╔══

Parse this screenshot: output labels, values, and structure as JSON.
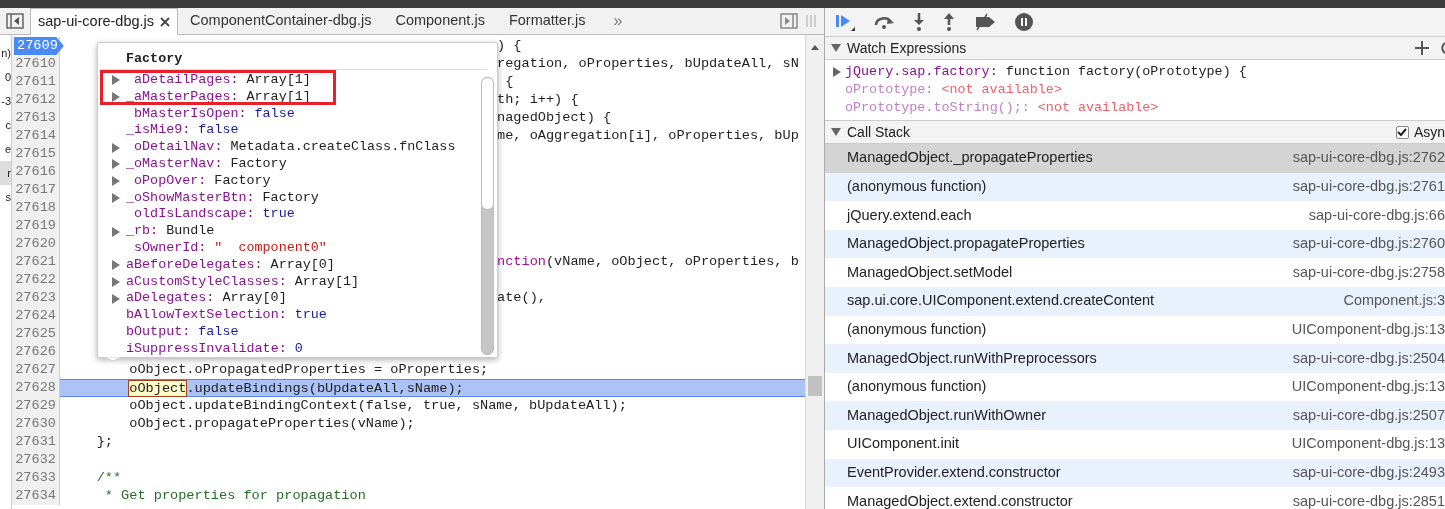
{
  "editor_tabs": {
    "tabs": [
      {
        "label": "sap-ui-core-dbg.js",
        "selected": true,
        "closable": true
      },
      {
        "label": "ComponentContainer-dbg.js",
        "selected": false,
        "closable": false
      },
      {
        "label": "Component.js",
        "selected": false,
        "closable": false
      },
      {
        "label": "Formatter.js",
        "selected": false,
        "closable": false
      }
    ],
    "overflow": "»"
  },
  "navigator_fragments": [
    {
      "text": "n)",
      "selected": false
    },
    {
      "text": "0",
      "selected": false
    },
    {
      "text": "-3",
      "selected": false
    },
    {
      "text": "c",
      "selected": false
    },
    {
      "text": "e",
      "selected": false
    },
    {
      "text": "r",
      "selected": true
    },
    {
      "text": "s",
      "selected": false
    }
  ],
  "code_lines": [
    {
      "number": "27609",
      "breakpoint": true,
      "current": false,
      "kind": "partial",
      "segments": [
        {
          "text": ") {",
          "kind": "plain"
        }
      ]
    },
    {
      "number": "27610",
      "breakpoint": false,
      "current": false,
      "kind": "partial",
      "segments": [
        {
          "text": "regation, oProperties, bUpdateAll, sN",
          "kind": "plain"
        }
      ]
    },
    {
      "number": "27611",
      "breakpoint": false,
      "current": false,
      "kind": "partial",
      "segments": [
        {
          "text": " {",
          "kind": "plain"
        }
      ]
    },
    {
      "number": "27612",
      "breakpoint": false,
      "current": false,
      "kind": "partial",
      "segments": [
        {
          "text": "th; i++) {",
          "kind": "plain"
        }
      ]
    },
    {
      "number": "27613",
      "breakpoint": false,
      "current": false,
      "kind": "partial",
      "segments": [
        {
          "text": "nagedObject) {",
          "kind": "plain"
        }
      ]
    },
    {
      "number": "27614",
      "breakpoint": false,
      "current": false,
      "kind": "partial",
      "segments": [
        {
          "text": "me, oAggregation[i], oProperties, bUp",
          "kind": "plain"
        }
      ]
    },
    {
      "number": "27615",
      "breakpoint": false,
      "current": false,
      "kind": "partial"
    },
    {
      "number": "27616",
      "breakpoint": false,
      "current": false,
      "kind": "partial"
    },
    {
      "number": "27617",
      "breakpoint": false,
      "current": false,
      "kind": "partial"
    },
    {
      "number": "27618",
      "breakpoint": false,
      "current": false,
      "kind": "partial"
    },
    {
      "number": "27619",
      "breakpoint": false,
      "current": false,
      "kind": "partial"
    },
    {
      "number": "27620",
      "breakpoint": false,
      "current": false,
      "kind": "partial"
    },
    {
      "number": "27621",
      "breakpoint": false,
      "current": false,
      "kind": "partial",
      "segments": [
        {
          "text": "nction",
          "kind": "keyword"
        },
        {
          "text": "(vName, oObject, oProperties, b",
          "kind": "plain"
        }
      ]
    },
    {
      "number": "27622",
      "breakpoint": false,
      "current": false,
      "kind": "partial"
    },
    {
      "number": "27623",
      "breakpoint": false,
      "current": false,
      "kind": "partial",
      "segments": [
        {
          "text": "ate(),",
          "kind": "plain"
        }
      ]
    },
    {
      "number": "27624",
      "breakpoint": false,
      "current": false,
      "kind": "partial"
    },
    {
      "number": "27625",
      "breakpoint": false,
      "current": false,
      "kind": "partial"
    },
    {
      "number": "27626",
      "breakpoint": false,
      "current": false,
      "kind": "partial"
    },
    {
      "number": "27627",
      "breakpoint": false,
      "current": false,
      "kind": "full",
      "segments": [
        {
          "text": "        oObject.oPropagatedProperties = oProperties;",
          "kind": "plain"
        }
      ]
    },
    {
      "number": "27628",
      "breakpoint": false,
      "current": true,
      "kind": "full",
      "segments": [
        {
          "text": "        oObject",
          "kind": "hover"
        },
        {
          "text": ".updateBindings(bUpdateAll,sName);",
          "kind": "plain"
        }
      ]
    },
    {
      "number": "27629",
      "breakpoint": false,
      "current": false,
      "kind": "full",
      "segments": [
        {
          "text": "        oObject.updateBindingContext(false, true, sName, bUpdateAll);",
          "kind": "plain"
        }
      ]
    },
    {
      "number": "27630",
      "breakpoint": false,
      "current": false,
      "kind": "full",
      "segments": [
        {
          "text": "        oObject.propagateProperties(vName);",
          "kind": "plain"
        }
      ]
    },
    {
      "number": "27631",
      "breakpoint": false,
      "current": false,
      "kind": "full",
      "segments": [
        {
          "text": "    };",
          "kind": "plain"
        }
      ]
    },
    {
      "number": "27632",
      "breakpoint": false,
      "current": false,
      "kind": "full"
    },
    {
      "number": "27633",
      "breakpoint": false,
      "current": false,
      "kind": "full",
      "segments": [
        {
          "text": "    /**",
          "kind": "comment"
        }
      ]
    },
    {
      "number": "27634",
      "breakpoint": false,
      "current": false,
      "kind": "full",
      "segments": [
        {
          "text": "     * Get properties for propagation",
          "kind": "comment"
        }
      ]
    }
  ],
  "popover": {
    "title": "Factory",
    "properties": [
      {
        "name": " aDetailPages:",
        "value": "Array[1]",
        "kind": "object",
        "expandable": true
      },
      {
        "name": "_aMasterPages:",
        "value": "Array[1]",
        "kind": "object",
        "expandable": true
      },
      {
        "name": " bMasterIsOpen:",
        "value": "false",
        "kind": "literal",
        "expandable": false
      },
      {
        "name": "_isMie9:",
        "value": "false",
        "kind": "literal",
        "expandable": false
      },
      {
        "name": " oDetailNav:",
        "value": "Metadata.createClass.fnClass",
        "kind": "object",
        "expandable": true
      },
      {
        "name": "_oMasterNav:",
        "value": "Factory",
        "kind": "object",
        "expandable": true
      },
      {
        "name": " oPopOver:",
        "value": "Factory",
        "kind": "object",
        "expandable": true
      },
      {
        "name": "_oShowMasterBtn:",
        "value": "Factory",
        "kind": "object",
        "expandable": true
      },
      {
        "name": " oldIsLandscape:",
        "value": "true",
        "kind": "literal",
        "expandable": false
      },
      {
        "name": "_rb:",
        "value": "Bundle",
        "kind": "object",
        "expandable": true
      },
      {
        "name": " sOwnerId:",
        "value": "\"  component0\"",
        "kind": "string",
        "expandable": false
      },
      {
        "name": "aBeforeDelegates:",
        "value": "Array[0]",
        "kind": "object",
        "expandable": true
      },
      {
        "name": "aCustomStyleClasses:",
        "value": "Array[1]",
        "kind": "object",
        "expandable": true
      },
      {
        "name": "aDelegates:",
        "value": "Array[0]",
        "kind": "object",
        "expandable": true
      },
      {
        "name": "bAllowTextSelection:",
        "value": "true",
        "kind": "literal",
        "expandable": false
      },
      {
        "name": "bOutput:",
        "value": "false",
        "kind": "literal",
        "expandable": false
      },
      {
        "name": "iSuppressInvalidate:",
        "value": "0",
        "kind": "literal",
        "expandable": false
      }
    ]
  },
  "watch_expressions": {
    "title": "Watch Expressions",
    "expanded": true,
    "items": [
      {
        "name": "jQuery.sap.factory:",
        "value": "function factory(oPrototype) {",
        "available": true,
        "expandable": true
      },
      {
        "name": "oPrototype:",
        "value": "<not available>",
        "available": false,
        "expandable": false
      },
      {
        "name": "oPrototype.toString();:",
        "value": "<not available>",
        "available": false,
        "expandable": false
      }
    ]
  },
  "call_stack": {
    "title": "Call Stack",
    "expanded": true,
    "async": {
      "label": "Asyn",
      "checked": true
    },
    "frames": [
      {
        "function": "ManagedObject._propagateProperties",
        "location": "sap-ui-core-dbg.js:2762",
        "selected": true
      },
      {
        "function": "(anonymous function)",
        "location": "sap-ui-core-dbg.js:2761",
        "selected": false
      },
      {
        "function": "jQuery.extend.each",
        "location": "sap-ui-core-dbg.js:66",
        "selected": false
      },
      {
        "function": "ManagedObject.propagateProperties",
        "location": "sap-ui-core-dbg.js:2760",
        "selected": false
      },
      {
        "function": "ManagedObject.setModel",
        "location": "sap-ui-core-dbg.js:2758",
        "selected": false
      },
      {
        "function": "sap.ui.core.UIComponent.extend.createContent",
        "location": "Component.js:3",
        "selected": false
      },
      {
        "function": "(anonymous function)",
        "location": "UIComponent-dbg.js:13",
        "selected": false
      },
      {
        "function": "ManagedObject.runWithPreprocessors",
        "location": "sap-ui-core-dbg.js:2504",
        "selected": false
      },
      {
        "function": "(anonymous function)",
        "location": "UIComponent-dbg.js:13",
        "selected": false
      },
      {
        "function": "ManagedObject.runWithOwner",
        "location": "sap-ui-core-dbg.js:2507",
        "selected": false
      },
      {
        "function": "UIComponent.init",
        "location": "UIComponent-dbg.js:13",
        "selected": false
      },
      {
        "function": "EventProvider.extend.constructor",
        "location": "sap-ui-core-dbg.js:2493",
        "selected": false
      },
      {
        "function": "ManagedObject.extend.constructor",
        "location": "sap-ui-core-dbg.js:2851",
        "selected": false
      }
    ]
  }
}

╚══

- [WORK TO DO]:
Above are entries; state the number of lines among them that contain "vName", and nothing else.

- [RESPONSE TO THIS TASK]:
2